▸ **EXERCISE AIM**:
Copy out all the lines in the records that include the word "إسحاق".

## START DATA

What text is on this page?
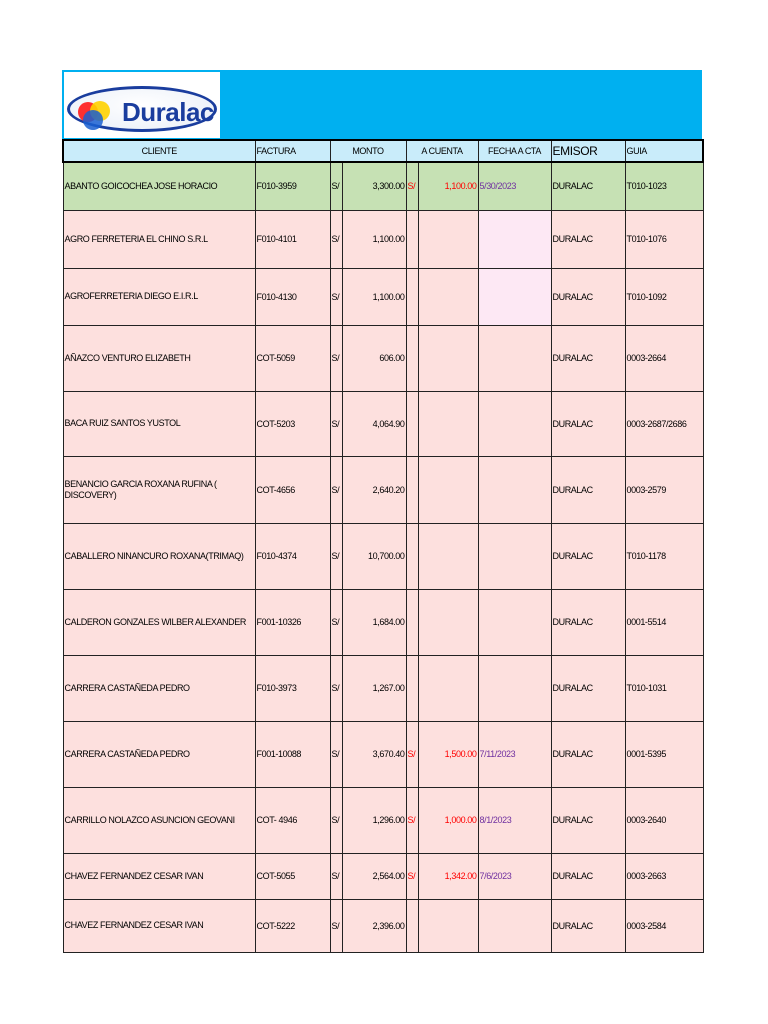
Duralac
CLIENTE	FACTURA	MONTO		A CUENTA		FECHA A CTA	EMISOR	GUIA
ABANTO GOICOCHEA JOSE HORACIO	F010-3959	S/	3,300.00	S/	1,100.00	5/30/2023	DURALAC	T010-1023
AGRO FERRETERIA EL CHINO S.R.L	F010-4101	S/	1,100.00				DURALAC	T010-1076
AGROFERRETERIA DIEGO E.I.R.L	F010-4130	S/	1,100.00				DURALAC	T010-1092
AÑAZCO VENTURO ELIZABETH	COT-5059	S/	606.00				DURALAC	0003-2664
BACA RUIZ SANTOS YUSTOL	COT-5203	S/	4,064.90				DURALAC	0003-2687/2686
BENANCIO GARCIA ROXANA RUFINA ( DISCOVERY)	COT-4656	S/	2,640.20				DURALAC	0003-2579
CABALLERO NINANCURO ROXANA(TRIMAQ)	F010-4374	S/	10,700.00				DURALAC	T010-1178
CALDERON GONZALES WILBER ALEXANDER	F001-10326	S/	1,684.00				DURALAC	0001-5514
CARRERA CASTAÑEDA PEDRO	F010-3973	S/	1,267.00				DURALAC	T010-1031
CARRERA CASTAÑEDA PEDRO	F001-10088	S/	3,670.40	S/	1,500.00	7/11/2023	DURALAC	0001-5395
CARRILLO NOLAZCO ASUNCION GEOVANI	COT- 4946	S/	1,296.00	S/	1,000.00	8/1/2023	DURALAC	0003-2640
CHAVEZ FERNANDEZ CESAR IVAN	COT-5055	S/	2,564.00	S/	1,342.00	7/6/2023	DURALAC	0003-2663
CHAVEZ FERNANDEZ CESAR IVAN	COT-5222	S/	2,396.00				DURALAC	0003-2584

## END DATA
## START DATA

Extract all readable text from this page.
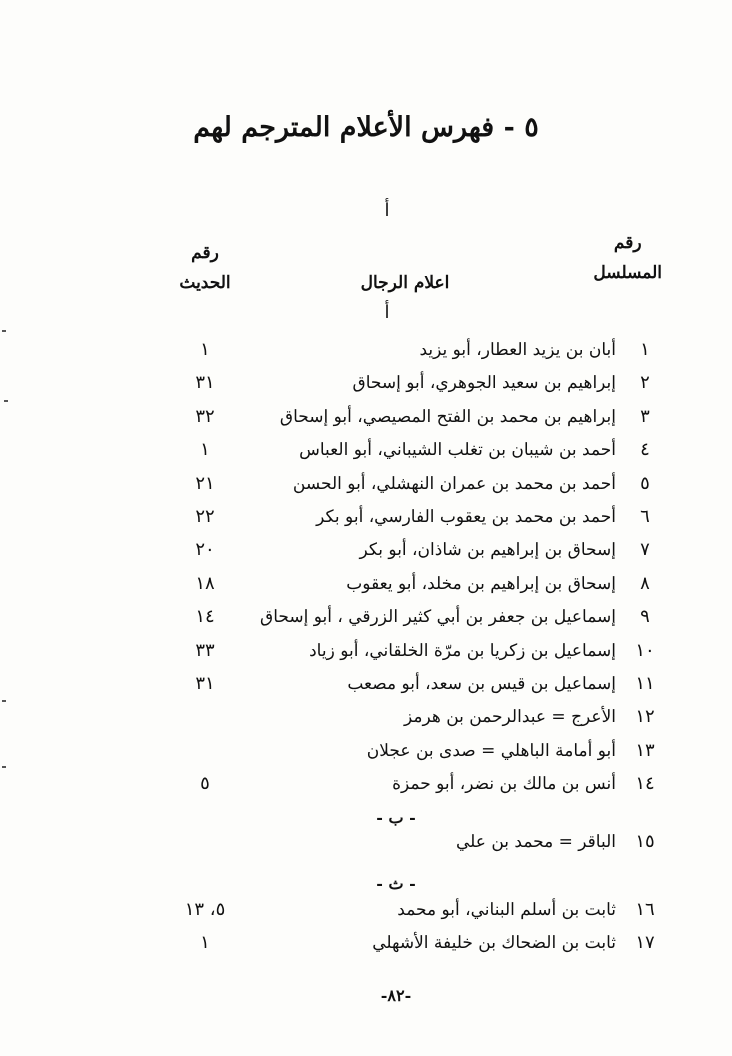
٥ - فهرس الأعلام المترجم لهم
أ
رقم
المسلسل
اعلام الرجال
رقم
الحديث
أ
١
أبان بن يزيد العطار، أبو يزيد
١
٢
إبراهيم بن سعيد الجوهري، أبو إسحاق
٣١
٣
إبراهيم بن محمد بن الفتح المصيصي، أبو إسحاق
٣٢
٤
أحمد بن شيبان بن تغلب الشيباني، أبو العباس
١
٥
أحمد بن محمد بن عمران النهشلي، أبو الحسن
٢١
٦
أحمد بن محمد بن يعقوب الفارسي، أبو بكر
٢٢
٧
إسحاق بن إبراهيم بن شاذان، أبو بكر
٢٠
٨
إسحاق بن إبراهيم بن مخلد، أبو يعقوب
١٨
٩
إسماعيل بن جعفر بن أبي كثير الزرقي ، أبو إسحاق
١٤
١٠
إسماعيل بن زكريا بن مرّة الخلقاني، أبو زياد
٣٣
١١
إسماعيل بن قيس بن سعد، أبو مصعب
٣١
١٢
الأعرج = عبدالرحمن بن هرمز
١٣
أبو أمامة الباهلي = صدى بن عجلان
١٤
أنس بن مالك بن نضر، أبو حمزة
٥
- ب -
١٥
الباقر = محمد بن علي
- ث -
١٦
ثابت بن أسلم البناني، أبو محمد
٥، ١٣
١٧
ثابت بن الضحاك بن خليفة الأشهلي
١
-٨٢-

## END DATA
## START DATA

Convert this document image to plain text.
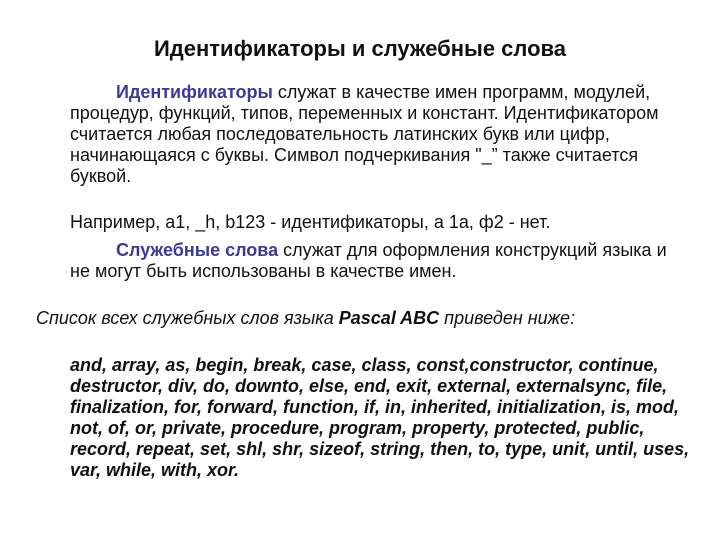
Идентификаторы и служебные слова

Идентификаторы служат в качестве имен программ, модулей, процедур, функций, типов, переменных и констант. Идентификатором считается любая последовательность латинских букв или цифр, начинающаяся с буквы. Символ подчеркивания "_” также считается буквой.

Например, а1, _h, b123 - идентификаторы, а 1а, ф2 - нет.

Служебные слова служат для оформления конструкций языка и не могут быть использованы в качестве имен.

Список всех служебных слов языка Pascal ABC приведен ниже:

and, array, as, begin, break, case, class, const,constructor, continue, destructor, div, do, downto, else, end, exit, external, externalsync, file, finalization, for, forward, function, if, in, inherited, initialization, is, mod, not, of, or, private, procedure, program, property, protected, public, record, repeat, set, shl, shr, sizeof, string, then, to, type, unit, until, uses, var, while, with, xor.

## END DATA

▸ **ANSWER TO THE EXERCISE**:
إبراهيم بن سعيد الجوهري، أبو إسحاق
إبراهيم بن محمد بن الفتح المصيصي، أبو إسحاق
إسحاق بن إبراهيم بن شاذان، أبو بكر
إسحاق بن إبراهيم بن مخلد، أبو يعقوب
إسماعيل بن جعفر بن أبي كثير الزرقي ، أبو إسحاق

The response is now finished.